Stored dataset items
** START **

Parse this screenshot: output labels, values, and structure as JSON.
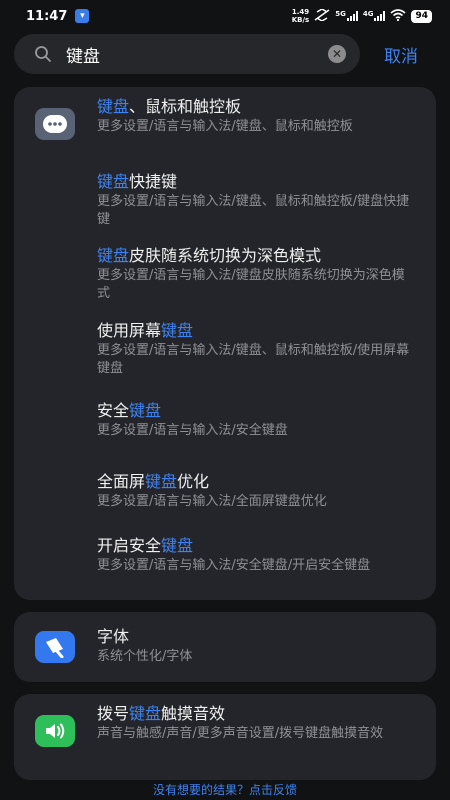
{
  "status_bar": {
    "time": "11:47",
    "net_speed_value": "1.49",
    "net_speed_unit": "KB/s",
    "sig1_label": "5G",
    "sig2_label": "4G",
    "battery": "94"
  },
  "search": {
    "query": "键盘",
    "cancel_label": "取消"
  },
  "results": [
    {
      "pre": "",
      "hl": "键盘",
      "post": "、鼠标和触控板",
      "path": "更多设置/语言与输入法/键盘、鼠标和触控板"
    },
    {
      "pre": "",
      "hl": "键盘",
      "post": "快捷键",
      "path": "更多设置/语言与输入法/键盘、鼠标和触控板/键盘快捷键"
    },
    {
      "pre": "",
      "hl": "键盘",
      "post": "皮肤随系统切换为深色模式",
      "path": "更多设置/语言与输入法/键盘皮肤随系统切换为深色模式"
    },
    {
      "pre": "使用屏幕",
      "hl": "键盘",
      "post": "",
      "path": "更多设置/语言与输入法/键盘、鼠标和触控板/使用屏幕键盘"
    },
    {
      "pre": "安全",
      "hl": "键盘",
      "post": "",
      "path": "更多设置/语言与输入法/安全键盘"
    },
    {
      "pre": "全面屏",
      "hl": "键盘",
      "post": "优化",
      "path": "更多设置/语言与输入法/全面屏键盘优化"
    },
    {
      "pre": "开启安全",
      "hl": "键盘",
      "post": "",
      "path": "更多设置/语言与输入法/安全键盘/开启安全键盘"
    },
    {
      "pre": "字体",
      "hl": "",
      "post": "",
      "path": "系统个性化/字体"
    },
    {
      "pre": "拨号",
      "hl": "键盘",
      "post": "触摸音效",
      "path": "声音与触感/声音/更多声音设置/拨号键盘触摸音效"
    }
  ],
  "feedback_label": "没有想要的结果？点击反馈",
  "colors": {
    "accent": "#3f83f0",
    "keyboard_icon_bg": "#5a6275",
    "font_icon_bg": "#3478f0",
    "sound_icon_bg": "#2fbf5a"
  }
}
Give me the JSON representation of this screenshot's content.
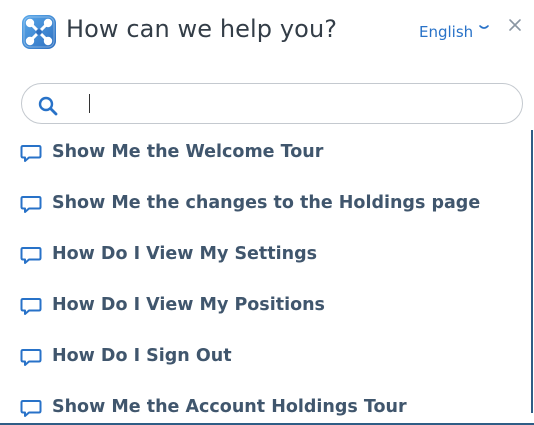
{
  "header": {
    "title": "How can we help you?",
    "language": "English",
    "logo_icon": "app-logo-icon",
    "chevron_icon": "chevron-down-icon",
    "close_icon": "close-icon"
  },
  "search": {
    "value": "",
    "placeholder": "",
    "icon": "search-icon"
  },
  "items": [
    {
      "label": "Show Me the Welcome Tour",
      "icon": "chat-bubble-icon"
    },
    {
      "label": "Show Me the changes to the Holdings page",
      "icon": "chat-bubble-icon"
    },
    {
      "label": "How Do I View My Settings",
      "icon": "chat-bubble-icon"
    },
    {
      "label": "How Do I View My Positions",
      "icon": "chat-bubble-icon"
    },
    {
      "label": "How Do I Sign Out",
      "icon": "chat-bubble-icon"
    },
    {
      "label": "Show Me the Account Holdings Tour",
      "icon": "chat-bubble-icon"
    }
  ],
  "colors": {
    "accent": "#2872c8",
    "item_text": "#40566d",
    "title_text": "#333d47",
    "border": "#2f5d86"
  }
}
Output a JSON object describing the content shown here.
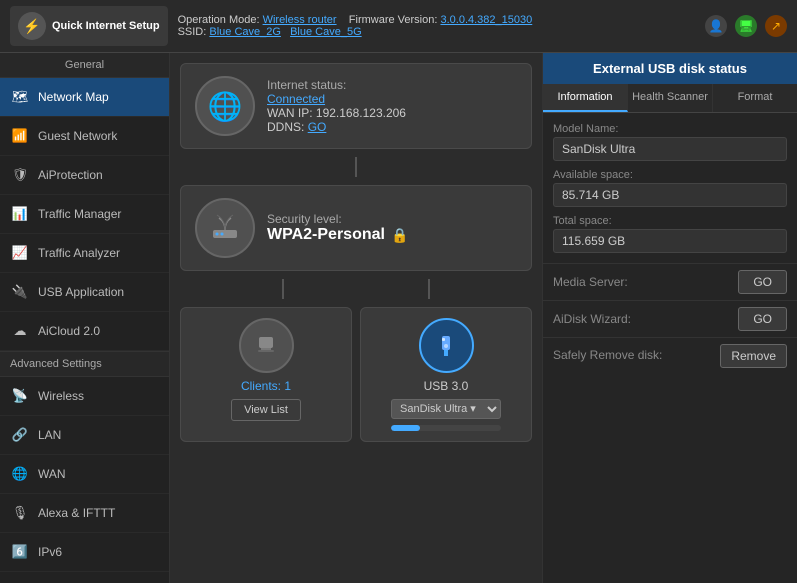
{
  "topbar": {
    "logo_label": "Quick Internet Setup",
    "operation_mode_prefix": "Operation Mode:",
    "operation_mode": "Wireless router",
    "firmware_prefix": "Firmware Version:",
    "firmware": "3.0.0.4.382_15030",
    "ssid_prefix": "SSID:",
    "ssid1": "Blue Cave_2G",
    "ssid2": "Blue Cave_5G",
    "icon_user": "👤",
    "icon_monitor": "🖥",
    "icon_share": "↗"
  },
  "sidebar": {
    "general_title": "General",
    "items": [
      {
        "id": "network-map",
        "label": "Network Map",
        "icon": "🗺",
        "active": true
      },
      {
        "id": "guest-network",
        "label": "Guest Network",
        "icon": "📶",
        "active": false
      },
      {
        "id": "aiprotection",
        "label": "AiProtection",
        "icon": "🛡",
        "active": false
      },
      {
        "id": "traffic-manager",
        "label": "Traffic Manager",
        "icon": "📊",
        "active": false
      },
      {
        "id": "traffic-analyzer",
        "label": "Traffic Analyzer",
        "icon": "📈",
        "active": false
      },
      {
        "id": "usb-application",
        "label": "USB Application",
        "icon": "🔌",
        "active": false
      },
      {
        "id": "aicloud",
        "label": "AiCloud 2.0",
        "icon": "☁",
        "active": false
      }
    ],
    "advanced_title": "Advanced Settings",
    "advanced_items": [
      {
        "id": "wireless",
        "label": "Wireless",
        "icon": "📡",
        "active": false
      },
      {
        "id": "lan",
        "label": "LAN",
        "icon": "🔗",
        "active": false
      },
      {
        "id": "wan",
        "label": "WAN",
        "icon": "🌐",
        "active": false
      },
      {
        "id": "alexa",
        "label": "Alexa & IFTTT",
        "icon": "🎙",
        "active": false
      },
      {
        "id": "ipv6",
        "label": "IPv6",
        "icon": "6️⃣",
        "active": false
      }
    ]
  },
  "network_map": {
    "internet_status_label": "Internet status:",
    "connected_label": "Connected",
    "wan_ip_label": "WAN IP: 192.168.123.206",
    "ddns_label": "DDNS:",
    "ddns_go": "GO",
    "security_level_label": "Security level:",
    "security_value": "WPA2-Personal",
    "clients_label": "Clients:",
    "clients_count": "1",
    "view_list_label": "View List",
    "usb_label": "USB 3.0",
    "usb_disk": "SanDisk Ultra"
  },
  "usb_panel": {
    "title": "External USB disk status",
    "tab_information": "Information",
    "tab_health": "Health Scanner",
    "tab_format": "Format",
    "model_name_label": "Model Name:",
    "model_name_value": "SanDisk Ultra",
    "available_space_label": "Available space:",
    "available_space_value": "85.714 GB",
    "total_space_label": "Total space:",
    "total_space_value": "115.659 GB",
    "media_server_label": "Media Server:",
    "media_server_go": "GO",
    "aidisk_label": "AiDisk Wizard:",
    "aidisk_go": "GO",
    "safely_remove_label": "Safely Remove disk:",
    "safely_remove_btn": "Remove"
  }
}
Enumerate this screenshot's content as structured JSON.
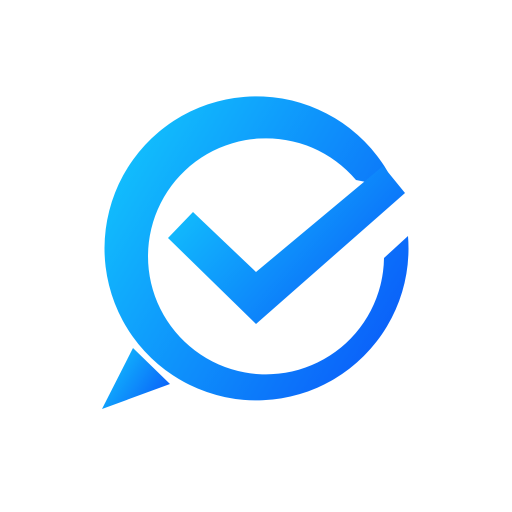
{
  "logo": {
    "name": "chat-check-logo",
    "icon": "chat-bubble-check-icon",
    "gradient_start": "#12C3FD",
    "gradient_end": "#0A5CF9",
    "background": "#FFFFFF"
  }
}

** END **

■ Task to complete:
Copy all the data exactly as written, but skip any picture.

■ Task result:
Parse this screenshot: output labels, values, and structure as JSON.
{
  "status_bar": {
    "time": "11:47",
    "net_speed_value": "1.49",
    "net_speed_unit": "KB/s",
    "sig1_label": "5G",
    "sig2_label": "4G",
    "battery": "94"
  },
  "search": {
    "query": "键盘",
    "cancel_label": "取消"
  },
  "results": [
    {
      "pre": "",
      "hl": "键盘",
      "post": "、鼠标和触控板",
      "path": "更多设置/语言与输入法/键盘、鼠标和触控板"
    },
    {
      "pre": "",
      "hl": "键盘",
      "post": "快捷键",
      "path": "更多设置/语言与输入法/键盘、鼠标和触控板/键盘快捷键"
    },
    {
      "pre": "",
      "hl": "键盘",
      "post": "皮肤随系统切换为深色模式",
      "path": "更多设置/语言与输入法/键盘皮肤随系统切换为深色模式"
    },
    {
      "pre": "使用屏幕",
      "hl": "键盘",
      "post": "",
      "path": "更多设置/语言与输入法/键盘、鼠标和触控板/使用屏幕键盘"
    },
    {
      "pre": "安全",
      "hl": "键盘",
      "post": "",
      "path": "更多设置/语言与输入法/安全键盘"
    },
    {
      "pre": "全面屏",
      "hl": "键盘",
      "post": "优化",
      "path": "更多设置/语言与输入法/全面屏键盘优化"
    },
    {
      "pre": "开启安全",
      "hl": "键盘",
      "post": "",
      "path": "更多设置/语言与输入法/安全键盘/开启安全键盘"
    },
    {
      "pre": "字体",
      "hl": "",
      "post": "",
      "path": "系统个性化/字体"
    },
    {
      "pre": "拨号",
      "hl": "键盘",
      "post": "触摸音效",
      "path": "声音与触感/声音/更多声音设置/拨号键盘触摸音效"
    }
  ],
  "feedback_label": "没有想要的结果？点击反馈",
  "colors": {
    "accent": "#3f83f0",
    "keyboard_icon_bg": "#5a6275",
    "font_icon_bg": "#3478f0",
    "sound_icon_bg": "#2fbf5a"
  }
}
Give me the JSON representation of this screenshot's content.
{
  "header": {
    "title": "How can we help you?",
    "language": "English",
    "logo_icon": "app-logo-icon",
    "chevron_icon": "chevron-down-icon",
    "close_icon": "close-icon"
  },
  "search": {
    "value": "",
    "placeholder": "",
    "icon": "search-icon"
  },
  "items": [
    {
      "label": "Show Me the Welcome Tour",
      "icon": "chat-bubble-icon"
    },
    {
      "label": "Show Me the changes to the Holdings page",
      "icon": "chat-bubble-icon"
    },
    {
      "label": "How Do I View My Settings",
      "icon": "chat-bubble-icon"
    },
    {
      "label": "How Do I View My Positions",
      "icon": "chat-bubble-icon"
    },
    {
      "label": "How Do I Sign Out",
      "icon": "chat-bubble-icon"
    },
    {
      "label": "Show Me the Account Holdings Tour",
      "icon": "chat-bubble-icon"
    }
  ],
  "colors": {
    "accent": "#2872c8",
    "item_text": "#40566d",
    "title_text": "#333d47",
    "border": "#2f5d86"
  }
}
Output a JSON object describing the content shown here.
{
  "topbar": {
    "logo_label": "Quick Internet Setup",
    "operation_mode_prefix": "Operation Mode:",
    "operation_mode": "Wireless router",
    "firmware_prefix": "Firmware Version:",
    "firmware": "3.0.0.4.382_15030",
    "ssid_prefix": "SSID:",
    "ssid1": "Blue Cave_2G",
    "ssid2": "Blue Cave_5G",
    "icon_user": "👤",
    "icon_monitor": "🖥",
    "icon_share": "↗"
  },
  "sidebar": {
    "general_title": "General",
    "items": [
      {
        "id": "network-map",
        "label": "Network Map",
        "icon": "🗺",
        "active": true
      },
      {
        "id": "guest-network",
        "label": "Guest Network",
        "icon": "📶",
        "active": false
      },
      {
        "id": "aiprotection",
        "label": "AiProtection",
        "icon": "🛡",
        "active": false
      },
      {
        "id": "traffic-manager",
        "label": "Traffic Manager",
        "icon": "📊",
        "active": false
      },
      {
        "id": "traffic-analyzer",
        "label": "Traffic Analyzer",
        "icon": "📈",
        "active": false
      },
      {
        "id": "usb-application",
        "label": "USB Application",
        "icon": "🔌",
        "active": false
      },
      {
        "id": "aicloud",
        "label": "AiCloud 2.0",
        "icon": "☁",
        "active": false
      }
    ],
    "advanced_title": "Advanced Settings",
    "advanced_items": [
      {
        "id": "wireless",
        "label": "Wireless",
        "icon": "📡",
        "active": false
      },
      {
        "id": "lan",
        "label": "LAN",
        "icon": "🔗",
        "active": false
      },
      {
        "id": "wan",
        "label": "WAN",
        "icon": "🌐",
        "active": false
      },
      {
        "id": "alexa",
        "label": "Alexa & IFTTT",
        "icon": "🎙",
        "active": false
      },
      {
        "id": "ipv6",
        "label": "IPv6",
        "icon": "6️⃣",
        "active": false
      }
    ]
  },
  "network_map": {
    "internet_status_label": "Internet status:",
    "connected_label": "Connected",
    "wan_ip_label": "WAN IP: 192.168.123.206",
    "ddns_label": "DDNS:",
    "ddns_go": "GO",
    "security_level_label": "Security level:",
    "security_value": "WPA2-Personal",
    "clients_label": "Clients:",
    "clients_count": "1",
    "view_list_label": "View List",
    "usb_label": "USB 3.0",
    "usb_disk": "SanDisk Ultra"
  },
  "usb_panel": {
    "title": "External USB disk status",
    "tab_information": "Information",
    "tab_health": "Health Scanner",
    "tab_format": "Format",
    "model_name_label": "Model Name:",
    "model_name_value": "SanDisk Ultra",
    "available_space_label": "Available space:",
    "available_space_value": "85.714 GB",
    "total_space_label": "Total space:",
    "total_space_value": "115.659 GB",
    "media_server_label": "Media Server:",
    "media_server_go": "GO",
    "aidisk_label": "AiDisk Wizard:",
    "aidisk_go": "GO",
    "safely_remove_label": "Safely Remove disk:",
    "safely_remove_btn": "Remove"
  }
}
Enumerate this screenshot's content as structured JSON.
{
  "logo": {
    "name": "chat-check-logo",
    "icon": "chat-bubble-check-icon",
    "gradient_start": "#12C3FD",
    "gradient_end": "#0A5CF9",
    "background": "#FFFFFF"
  }
}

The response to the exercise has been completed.